* _DOKUMENT_:
BMF2022-0.892.77026.1.20232023

4. Betriebsstätte (§ 4 KommStG 1993)

4.1. Betriebsstätte iSd KommStG 1993

4.1.1. Eigenständige Umschreibung

Rz 38

Der Begriff der Betriebsstätte ist für den Bereich der KommSt eigenständig definiert. Danach gilt als Betriebsstätte jede feste örtliche Anlage oder Einrichtung, die mittelbar oder unmittelbar der Ausübung der unternehmerischen Tätigkeit dient. Damit ist anders als etwa im § 29 Abs. 1 BAO nicht auf einen Betrieb oder einen wirtschaftlichen Geschäftsbetrieb abgestellt, sondern auf die unternehmerische Tätigkeit. Er geht damit weit über jenen des § 29 BAO hinaus.

4.1.2. Mittelbare Ausübung

Rz 39

Durch das Wort "mittelbar" werden auch jene Einrichtungen einbezogen, die nach der BAO nicht als Betriebsstätten angesehen werden, wie zB Arbeiterwohnstätten (Rz 89), vom Unternehmer den Dienstnehmern zur Verfügung gestellte Betriebserholungsheime (Urlaubsheime, Sport-, Fitness-, Freizeitanlagen udgl.). Liegt die Unternehmenstätigkeit zB im Vermieten eines Mietwohnhauses, dann dient dieses dem Unternehmen und ist - anders als nach § 29 BAO - eine Betriebsstätte iSd KommStG 1993 (vgl. VwGH 28.03.2001, 96/13/0018).Die Einbeziehung von bloß "mittelbar der unternehmerischen Tätigkeit dienenden" Einrichtungen in den Betriebsstättenbegriff des § 4 Abs. 1 KommStG 1993 ändert nichts daran, dass die allgemeinen Voraussetzungen für die Annahme einer Betriebsstätte vorliegen müssen (vgl. VwGH 10.09.2020, Ro 2019/15/0178; VwGH 28.5.2019, Ro 2019/15/0009).

Räumliche Layoutdaten

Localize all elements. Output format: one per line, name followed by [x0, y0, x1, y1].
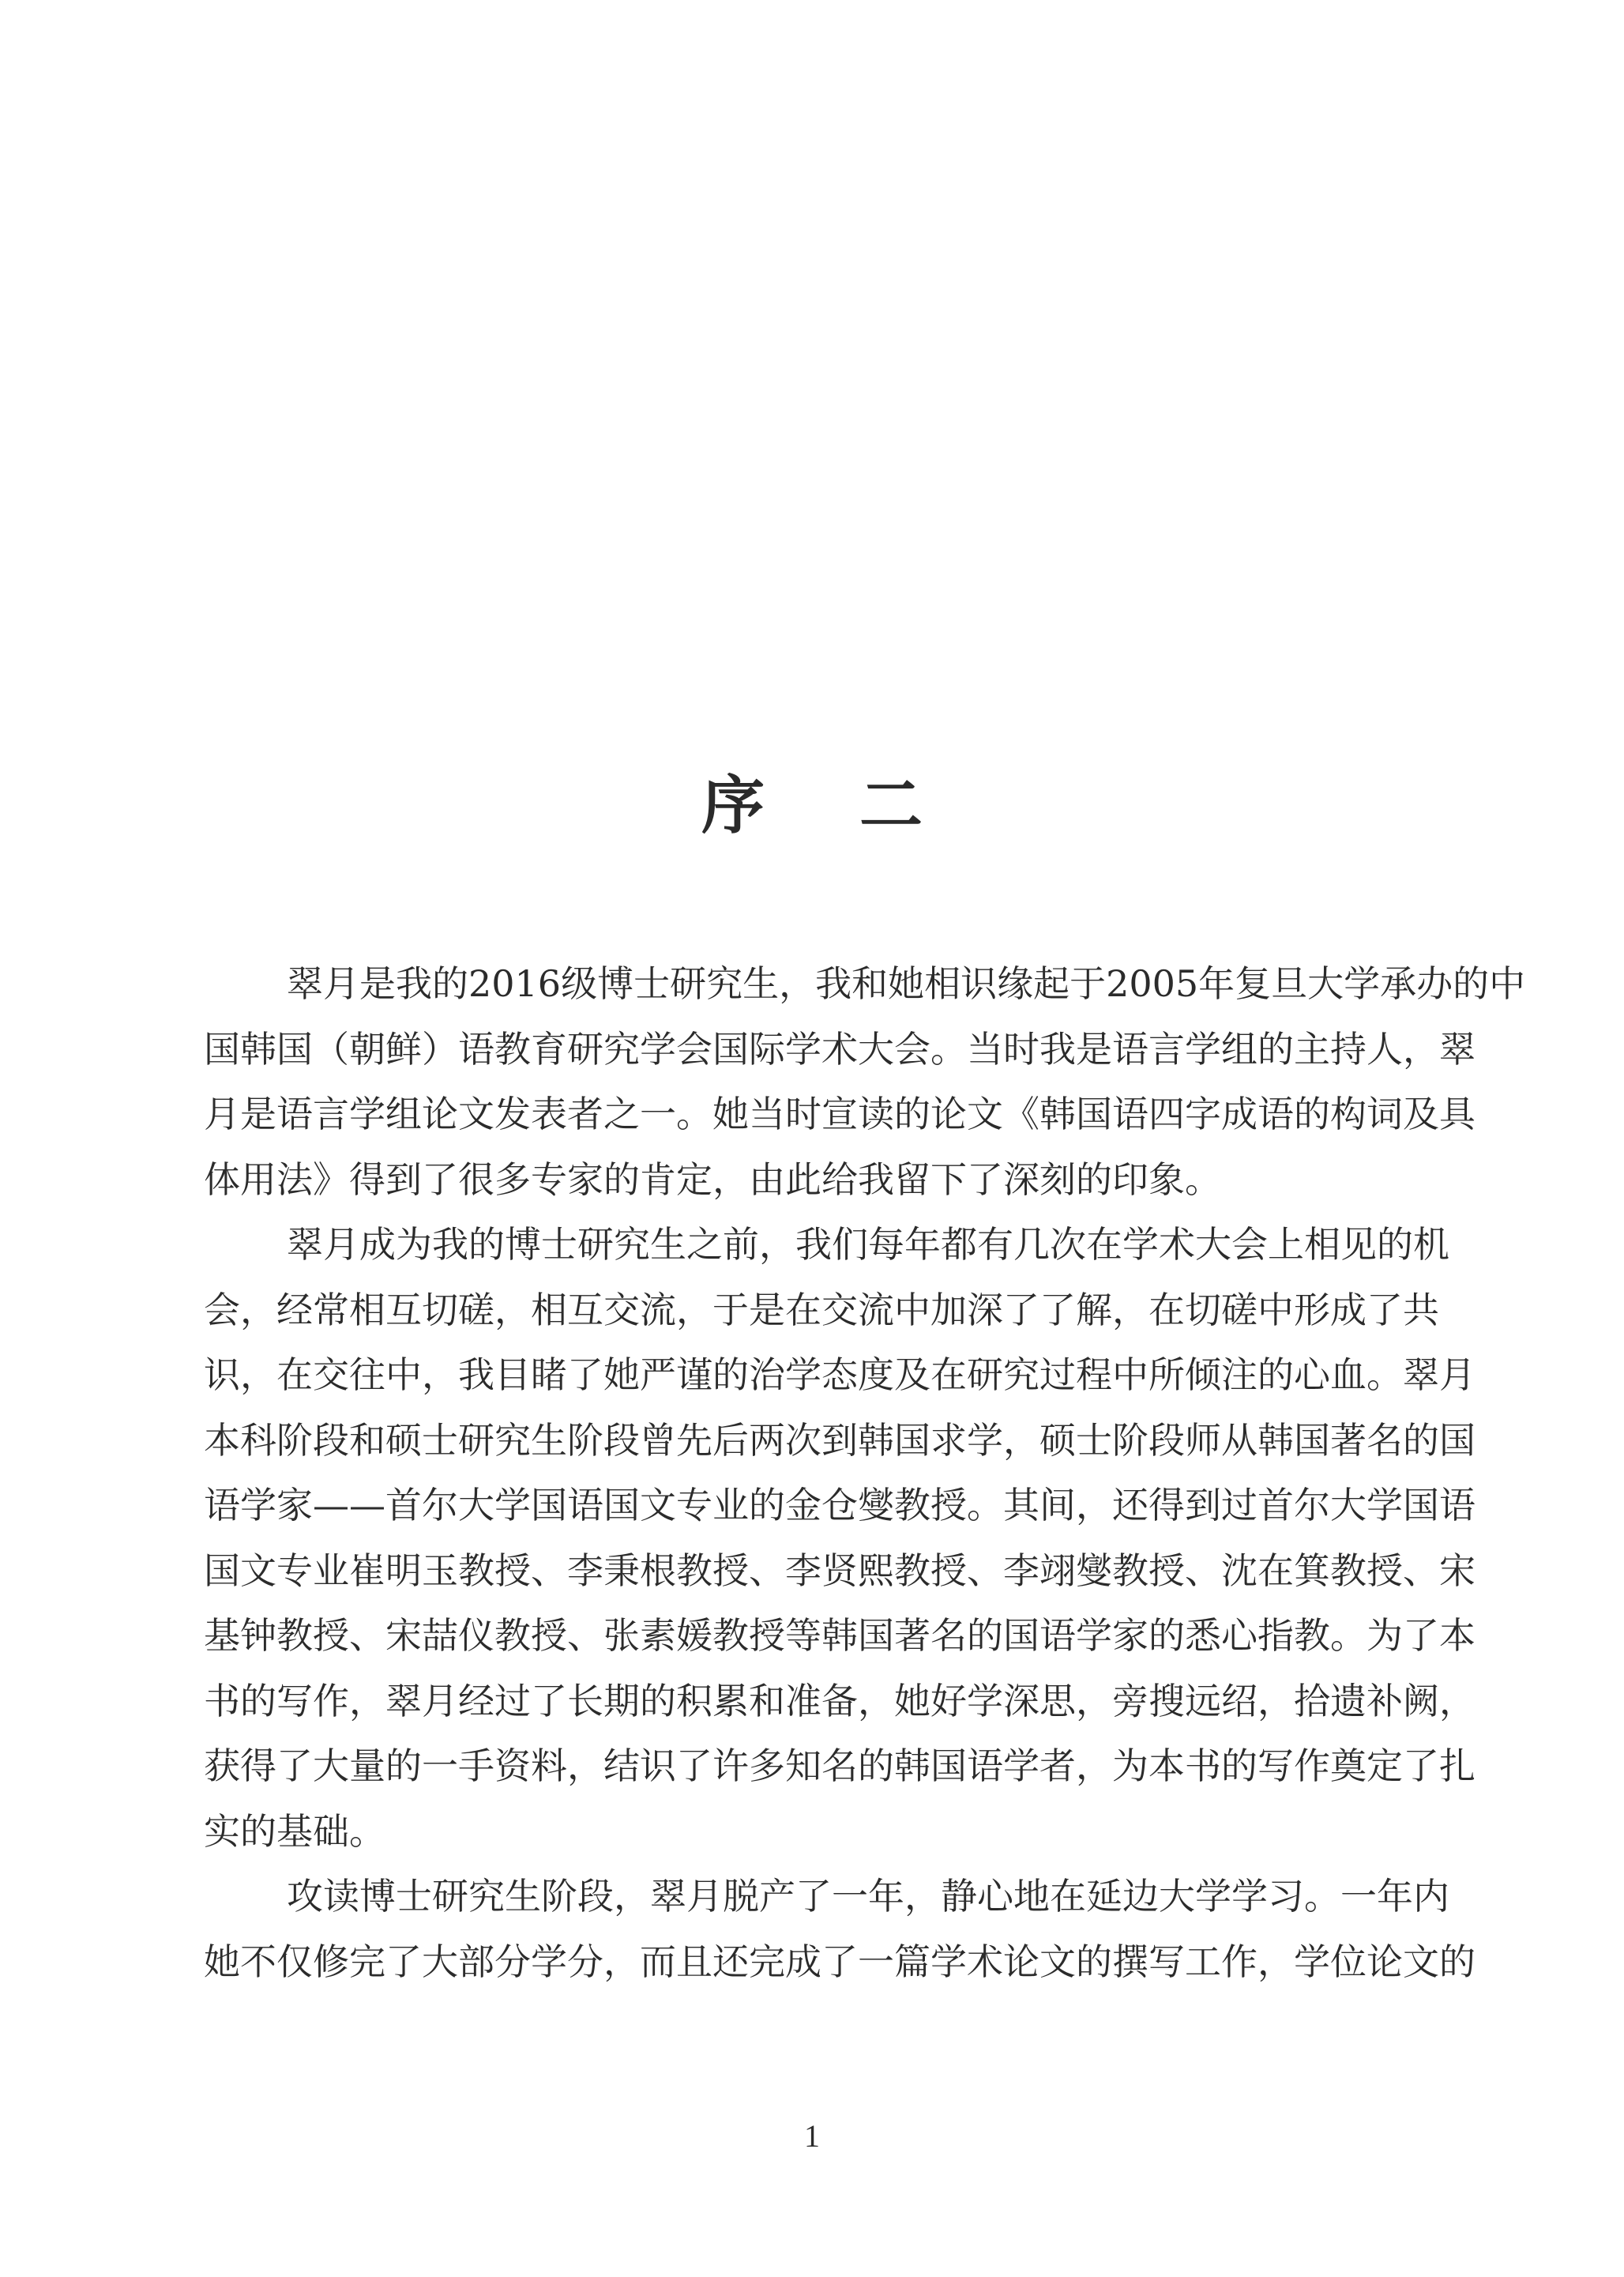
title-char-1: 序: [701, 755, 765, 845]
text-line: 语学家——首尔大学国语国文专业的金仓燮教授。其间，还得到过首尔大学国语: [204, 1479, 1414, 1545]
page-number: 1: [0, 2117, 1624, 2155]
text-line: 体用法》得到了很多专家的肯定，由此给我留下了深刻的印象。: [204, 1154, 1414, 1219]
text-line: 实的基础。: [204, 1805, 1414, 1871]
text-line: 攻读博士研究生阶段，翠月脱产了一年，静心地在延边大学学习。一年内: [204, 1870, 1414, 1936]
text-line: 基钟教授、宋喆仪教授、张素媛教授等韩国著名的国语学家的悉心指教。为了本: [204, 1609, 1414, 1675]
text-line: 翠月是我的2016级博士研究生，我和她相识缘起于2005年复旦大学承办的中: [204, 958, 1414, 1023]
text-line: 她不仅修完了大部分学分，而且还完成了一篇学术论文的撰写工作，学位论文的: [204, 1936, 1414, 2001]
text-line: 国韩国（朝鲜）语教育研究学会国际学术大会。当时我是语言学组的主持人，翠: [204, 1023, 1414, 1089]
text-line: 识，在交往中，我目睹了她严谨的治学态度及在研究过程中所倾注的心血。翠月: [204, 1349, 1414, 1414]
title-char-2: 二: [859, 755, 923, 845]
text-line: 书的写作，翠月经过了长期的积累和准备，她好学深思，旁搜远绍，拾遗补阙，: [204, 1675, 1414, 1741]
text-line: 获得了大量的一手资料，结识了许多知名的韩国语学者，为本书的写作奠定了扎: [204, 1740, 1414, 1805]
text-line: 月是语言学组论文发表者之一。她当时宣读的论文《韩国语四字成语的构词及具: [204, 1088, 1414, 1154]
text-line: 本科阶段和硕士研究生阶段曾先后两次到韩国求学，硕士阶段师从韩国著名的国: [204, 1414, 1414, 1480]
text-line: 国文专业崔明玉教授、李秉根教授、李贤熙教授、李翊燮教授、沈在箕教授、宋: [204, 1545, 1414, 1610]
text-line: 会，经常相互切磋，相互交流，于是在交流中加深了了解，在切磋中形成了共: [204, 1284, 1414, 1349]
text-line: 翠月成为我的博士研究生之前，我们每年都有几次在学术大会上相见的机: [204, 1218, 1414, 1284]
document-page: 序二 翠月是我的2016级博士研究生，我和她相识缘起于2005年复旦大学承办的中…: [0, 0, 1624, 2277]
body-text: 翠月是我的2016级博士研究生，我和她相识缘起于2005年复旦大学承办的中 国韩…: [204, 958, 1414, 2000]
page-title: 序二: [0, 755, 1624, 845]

...

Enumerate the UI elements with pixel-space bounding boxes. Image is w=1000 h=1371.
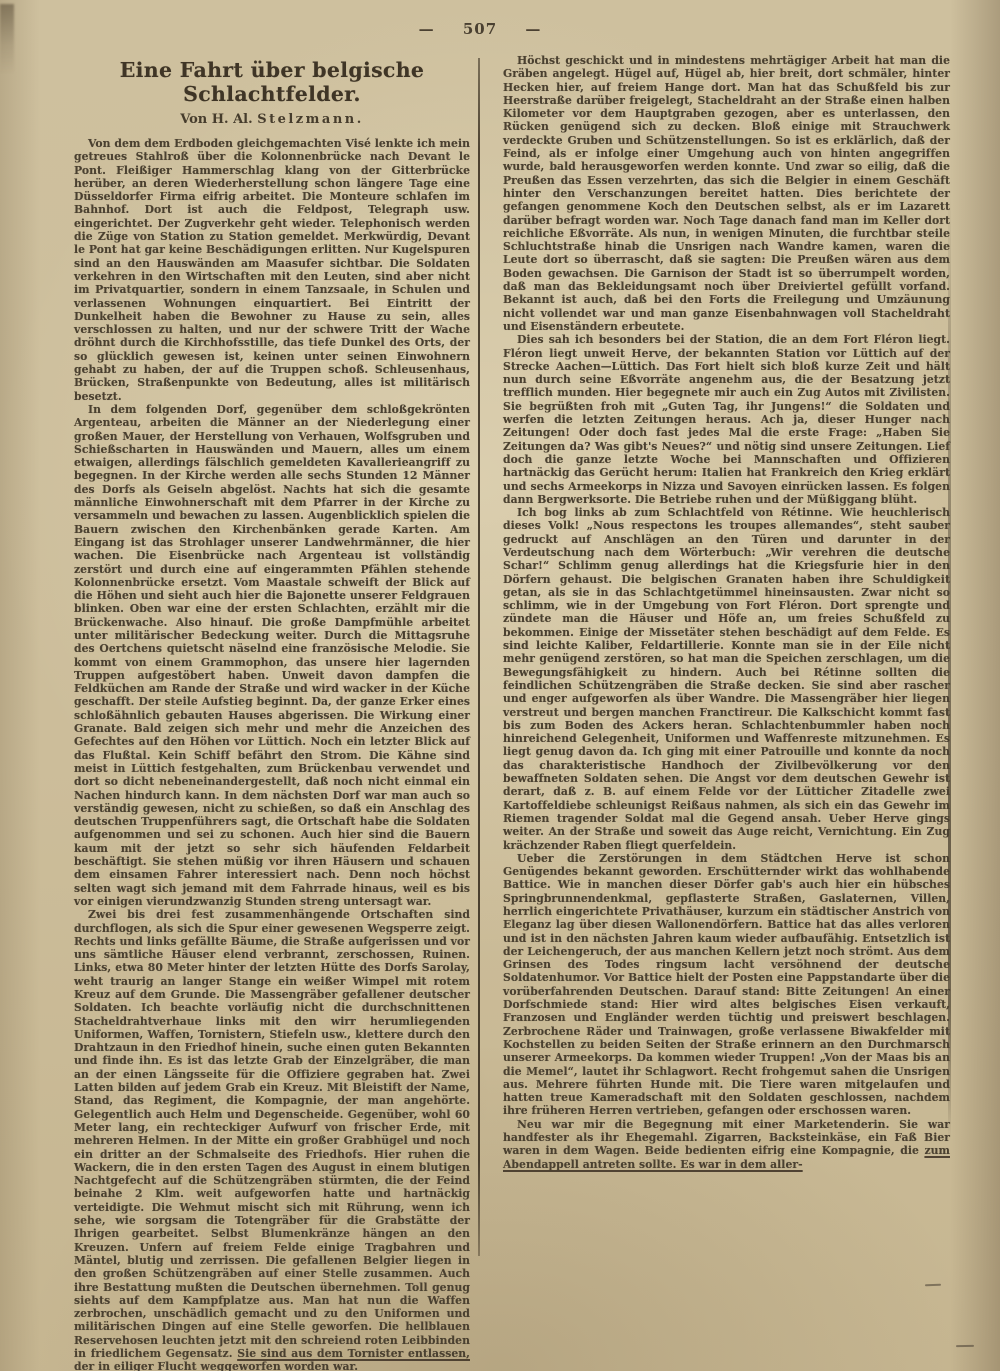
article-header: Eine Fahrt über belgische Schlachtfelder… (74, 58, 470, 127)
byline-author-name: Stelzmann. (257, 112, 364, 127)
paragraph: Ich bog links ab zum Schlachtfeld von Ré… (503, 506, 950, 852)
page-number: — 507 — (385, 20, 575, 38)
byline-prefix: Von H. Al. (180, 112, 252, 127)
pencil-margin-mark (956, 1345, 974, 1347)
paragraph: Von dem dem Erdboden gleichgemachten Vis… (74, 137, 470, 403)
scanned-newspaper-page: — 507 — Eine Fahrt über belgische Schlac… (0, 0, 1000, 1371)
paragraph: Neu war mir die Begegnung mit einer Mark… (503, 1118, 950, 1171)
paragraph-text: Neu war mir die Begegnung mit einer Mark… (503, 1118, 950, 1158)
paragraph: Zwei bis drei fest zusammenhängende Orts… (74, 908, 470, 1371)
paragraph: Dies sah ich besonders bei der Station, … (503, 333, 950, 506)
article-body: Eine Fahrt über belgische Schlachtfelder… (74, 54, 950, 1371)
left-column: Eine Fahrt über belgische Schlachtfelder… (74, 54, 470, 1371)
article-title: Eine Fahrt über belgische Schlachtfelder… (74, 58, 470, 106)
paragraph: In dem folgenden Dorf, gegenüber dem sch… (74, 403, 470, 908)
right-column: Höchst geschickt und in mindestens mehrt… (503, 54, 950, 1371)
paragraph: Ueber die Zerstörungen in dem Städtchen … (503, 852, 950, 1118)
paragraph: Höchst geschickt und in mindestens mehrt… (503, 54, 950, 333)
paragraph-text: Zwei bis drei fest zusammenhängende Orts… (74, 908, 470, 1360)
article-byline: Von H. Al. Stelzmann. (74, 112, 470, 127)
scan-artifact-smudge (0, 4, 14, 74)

* _AUFGABEN_:
• A. Ersetze in den Datensätzen zwischen der Zeile mit „title-char-1: 序: [701, 755, 765, 845]“ und der Zeile mit „1349, 1414, 1414]“, beide eingeschlossen, „text-line“ durch „textzeile“. Gib nur diese Zeilen wieder und lass alles andere unverändert.
• B. Führe den Text über die Betriebsstätte nach dem KommStG 1993 im Anschluss an seinen letzten Satz weiter.

* _LÖSUNGEN_:
• A.
title-char-1: 序: [701, 755, 765, 845]
textzeile: 语学家——首尔大学国语国文专业的金仓燮教授。其间，还得到过首尔大学国语: [204, 1479, 1414, 1545]
page-number: 1: [0, 2117, 1624, 2155]
textzeile: 体用法》得到了很多专家的肯定，由此给我留下了深刻的印象。: [204, 1154, 1414, 1219]
textzeile: 实的基础。: [204, 1805, 1414, 1871]
textzeile: 攻读博士研究生阶段，翠月脱产了一年，静心地在延边大学学习。一年内: [204, 1870, 1414, 1936]
textzeile: 基钟教授、宋喆仪教授、张素媛教授等韩国著名的国语学家的悉心指教。为了本: [204, 1609, 1414, 1675]
textzeile: 翠月是我的2016级博士研究生，我和她相识缘起于2005年复旦大学承办的中: [204, 958, 1414, 1023]
textzeile: 她不仅修完了大部分学分，而且还完成了一篇学术论文的撰写工作，学位论文的: [204, 1936, 1414, 2001]
textzeile: 国韩国（朝鲜）语教育研究学会国际学术大会。当时我是语言学组的主持人，翠: [204, 1023, 1414, 1089]
textzeile: 识，在交往中，我目睹了她严谨的治学态度及在研究过程中所倾注的心血。翠月: [204, 1349, 1414, 1414]

• B.
Eine Betriebsstätte des Arbeitskräfte überlassenden Unternehmens ist nicht bloß dort, wo die in der Verwaltung des Überlassers tätigen Dienstnehmer agieren, sondern auch dort, wo die an Dritte überlassenen Dienstnehmer nicht nur vorübergehend tätig werden, nämlich in der in Betracht kommenden Betriebsstätte des Beschäftigers der überlassenen Dienstnehmer (VwGH 13.09.2006, 2002/13/0051; VwGH 21.10.2015, 2012/13/0085; VwGH 10.09.2020, Ro 2019/15/0178).

Ab 1.1.2017 wird bei Arbeitskräfteüberlassungen erst nach Ablauf von sechs Kalendermonaten in der Betriebsstätte des Beschäftigers eine Betriebsstätte des Arbeitskräfte überlassenden Unternehmens begründet (§ 4 Abs. 3 KommStG 1993 idF des AbgÄG 2016, BGBl. I Nr. 117/2016). Zur Berechnung der sechs Kalendermonate siehe Rz 123 und Rz 124 (unter Berücksichtigung der vertraglichen Gestaltung).

Die Sechsmonatsregelung ist stets firmenbezogen und nicht mitarbeiterbezogen zu sehen. Es sind also alle Überlassungen an denselben Beschäftiger zusammenzurechnen. Wenn durchgehend an denselben Beschäftiger Personal überlassen wird, ist ab dem 7. Monat die Beschäftigergemeinde für alle überlassenen Arbeitskräfte erhebungsberechtigt, egal wie lange die einzelne Arbeitskraft schon überlassen wurde.

Beispiel 1:

Wurde mit der Überlassung einer Arbeitskraft im Jahr 2016 vor dem 1.7. begonnen, so kann sich aus der Gesetzesänderung keine Änderung ergeben.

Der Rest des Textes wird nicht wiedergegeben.